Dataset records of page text
[Start of section]
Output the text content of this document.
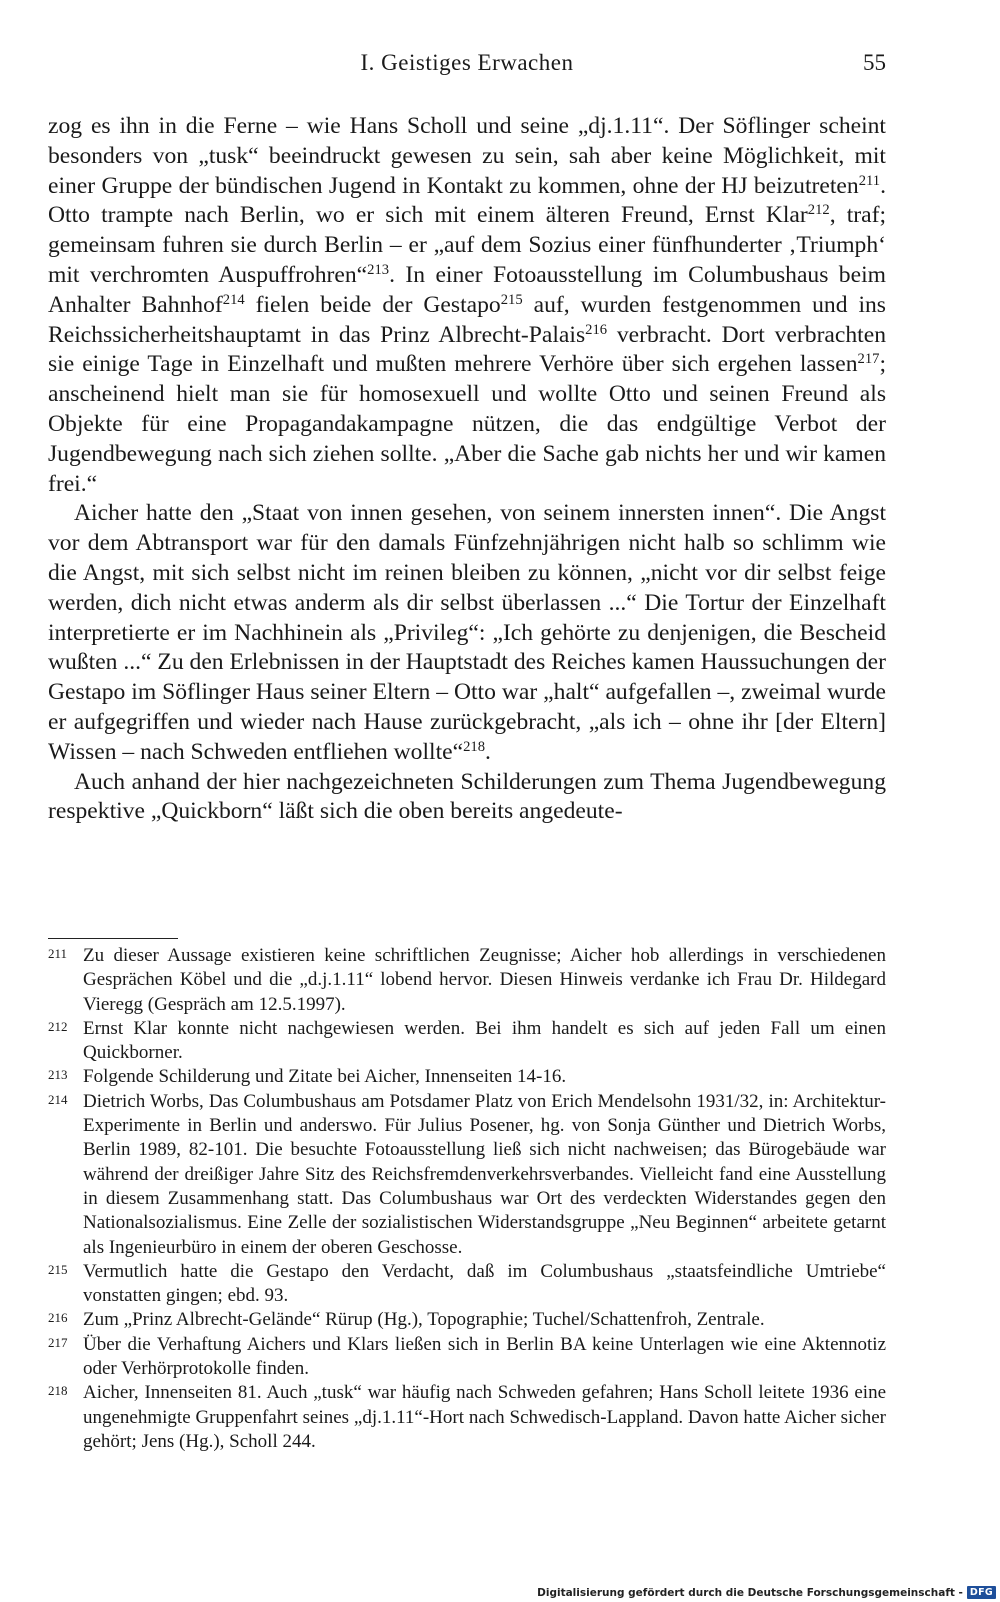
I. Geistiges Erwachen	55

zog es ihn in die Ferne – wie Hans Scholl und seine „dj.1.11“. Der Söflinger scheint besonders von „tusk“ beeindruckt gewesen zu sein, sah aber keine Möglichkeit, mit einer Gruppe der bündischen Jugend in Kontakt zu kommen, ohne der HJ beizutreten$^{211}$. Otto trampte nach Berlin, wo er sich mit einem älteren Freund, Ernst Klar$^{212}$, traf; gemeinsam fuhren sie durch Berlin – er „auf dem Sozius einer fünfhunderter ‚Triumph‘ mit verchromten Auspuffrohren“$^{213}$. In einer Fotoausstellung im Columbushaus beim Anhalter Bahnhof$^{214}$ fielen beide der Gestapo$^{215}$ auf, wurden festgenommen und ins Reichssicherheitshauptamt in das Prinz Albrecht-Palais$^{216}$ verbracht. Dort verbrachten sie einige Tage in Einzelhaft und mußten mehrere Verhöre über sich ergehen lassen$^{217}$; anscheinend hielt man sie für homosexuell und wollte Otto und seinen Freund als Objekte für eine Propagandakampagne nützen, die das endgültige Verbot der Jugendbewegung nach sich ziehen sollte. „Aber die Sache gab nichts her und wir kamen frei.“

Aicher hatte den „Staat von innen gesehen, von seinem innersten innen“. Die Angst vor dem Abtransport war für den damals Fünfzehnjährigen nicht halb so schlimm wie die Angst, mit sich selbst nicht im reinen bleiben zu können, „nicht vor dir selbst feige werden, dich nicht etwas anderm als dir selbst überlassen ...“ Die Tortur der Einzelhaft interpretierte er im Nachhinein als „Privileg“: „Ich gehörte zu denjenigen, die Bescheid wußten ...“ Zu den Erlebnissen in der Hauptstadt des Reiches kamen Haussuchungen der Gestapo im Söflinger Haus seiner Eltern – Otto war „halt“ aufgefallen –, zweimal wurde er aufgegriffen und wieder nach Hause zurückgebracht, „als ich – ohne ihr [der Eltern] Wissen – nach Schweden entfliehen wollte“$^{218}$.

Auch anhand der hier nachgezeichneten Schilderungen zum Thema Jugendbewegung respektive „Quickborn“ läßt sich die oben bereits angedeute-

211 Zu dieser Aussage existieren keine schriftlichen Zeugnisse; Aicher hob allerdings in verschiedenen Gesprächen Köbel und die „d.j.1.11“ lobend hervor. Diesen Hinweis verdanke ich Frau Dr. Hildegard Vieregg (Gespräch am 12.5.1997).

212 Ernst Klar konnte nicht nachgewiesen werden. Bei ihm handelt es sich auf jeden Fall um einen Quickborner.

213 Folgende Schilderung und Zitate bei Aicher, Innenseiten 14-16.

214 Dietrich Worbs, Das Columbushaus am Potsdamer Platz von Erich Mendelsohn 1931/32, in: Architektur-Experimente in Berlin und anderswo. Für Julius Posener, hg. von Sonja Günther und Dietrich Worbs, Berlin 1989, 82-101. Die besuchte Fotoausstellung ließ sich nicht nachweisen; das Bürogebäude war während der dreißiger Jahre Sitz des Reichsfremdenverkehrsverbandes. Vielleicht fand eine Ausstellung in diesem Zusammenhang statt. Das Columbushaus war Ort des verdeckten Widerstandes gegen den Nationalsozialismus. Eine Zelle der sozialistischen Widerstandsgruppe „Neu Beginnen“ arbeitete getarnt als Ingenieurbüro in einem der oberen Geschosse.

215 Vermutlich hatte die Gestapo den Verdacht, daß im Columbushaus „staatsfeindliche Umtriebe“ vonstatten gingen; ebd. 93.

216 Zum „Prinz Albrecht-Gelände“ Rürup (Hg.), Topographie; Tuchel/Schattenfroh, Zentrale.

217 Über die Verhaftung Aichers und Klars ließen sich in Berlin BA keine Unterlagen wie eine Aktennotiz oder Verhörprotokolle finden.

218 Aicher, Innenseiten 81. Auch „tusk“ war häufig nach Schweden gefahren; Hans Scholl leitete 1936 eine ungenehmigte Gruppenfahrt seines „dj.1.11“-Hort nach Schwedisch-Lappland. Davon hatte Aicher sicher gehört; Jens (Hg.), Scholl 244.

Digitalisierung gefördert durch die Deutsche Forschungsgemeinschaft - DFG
[End of section]
[Start of section]
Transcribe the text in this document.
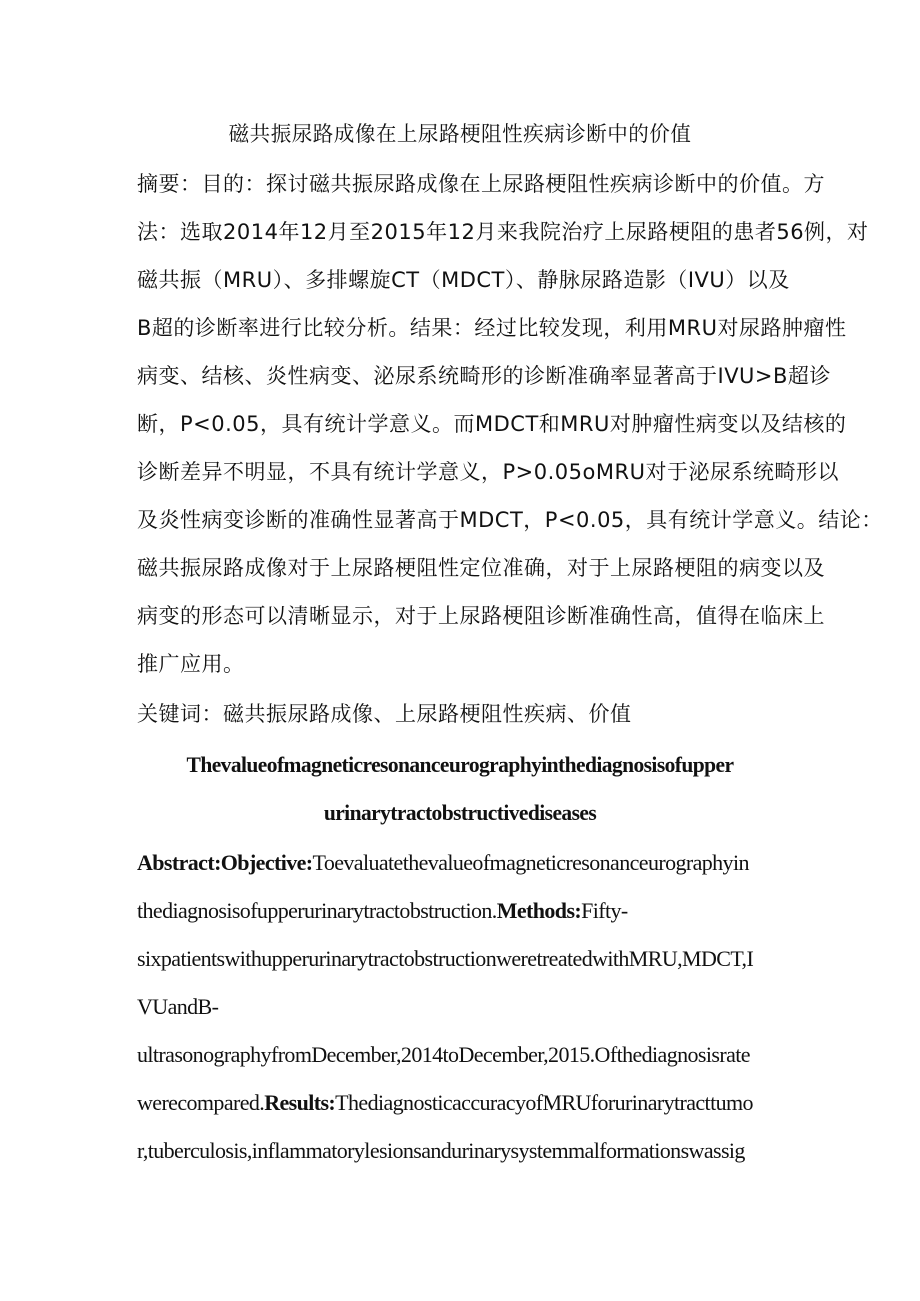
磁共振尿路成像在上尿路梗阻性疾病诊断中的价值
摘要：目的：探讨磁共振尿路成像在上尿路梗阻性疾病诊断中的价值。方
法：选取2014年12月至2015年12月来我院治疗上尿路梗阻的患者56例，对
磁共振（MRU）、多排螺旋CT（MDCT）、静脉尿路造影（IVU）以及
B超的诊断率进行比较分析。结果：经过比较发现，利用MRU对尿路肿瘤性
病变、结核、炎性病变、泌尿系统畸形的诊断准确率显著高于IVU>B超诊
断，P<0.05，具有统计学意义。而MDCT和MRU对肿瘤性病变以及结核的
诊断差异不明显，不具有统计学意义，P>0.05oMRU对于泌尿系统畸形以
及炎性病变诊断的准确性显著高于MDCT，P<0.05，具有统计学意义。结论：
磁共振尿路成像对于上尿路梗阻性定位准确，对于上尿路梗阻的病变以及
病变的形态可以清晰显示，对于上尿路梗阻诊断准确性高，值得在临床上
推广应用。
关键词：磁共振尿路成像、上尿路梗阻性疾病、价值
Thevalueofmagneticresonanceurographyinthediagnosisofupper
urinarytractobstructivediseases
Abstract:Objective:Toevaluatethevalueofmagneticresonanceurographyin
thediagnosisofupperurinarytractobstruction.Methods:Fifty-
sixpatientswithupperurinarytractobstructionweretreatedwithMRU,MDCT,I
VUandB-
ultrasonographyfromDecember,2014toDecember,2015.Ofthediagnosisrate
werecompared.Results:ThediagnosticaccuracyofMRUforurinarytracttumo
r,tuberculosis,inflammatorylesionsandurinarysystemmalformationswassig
[End of section]
Exercise:
All that is needed is how many lines of the data contain "Auch", stated as a number.

Answer section:
2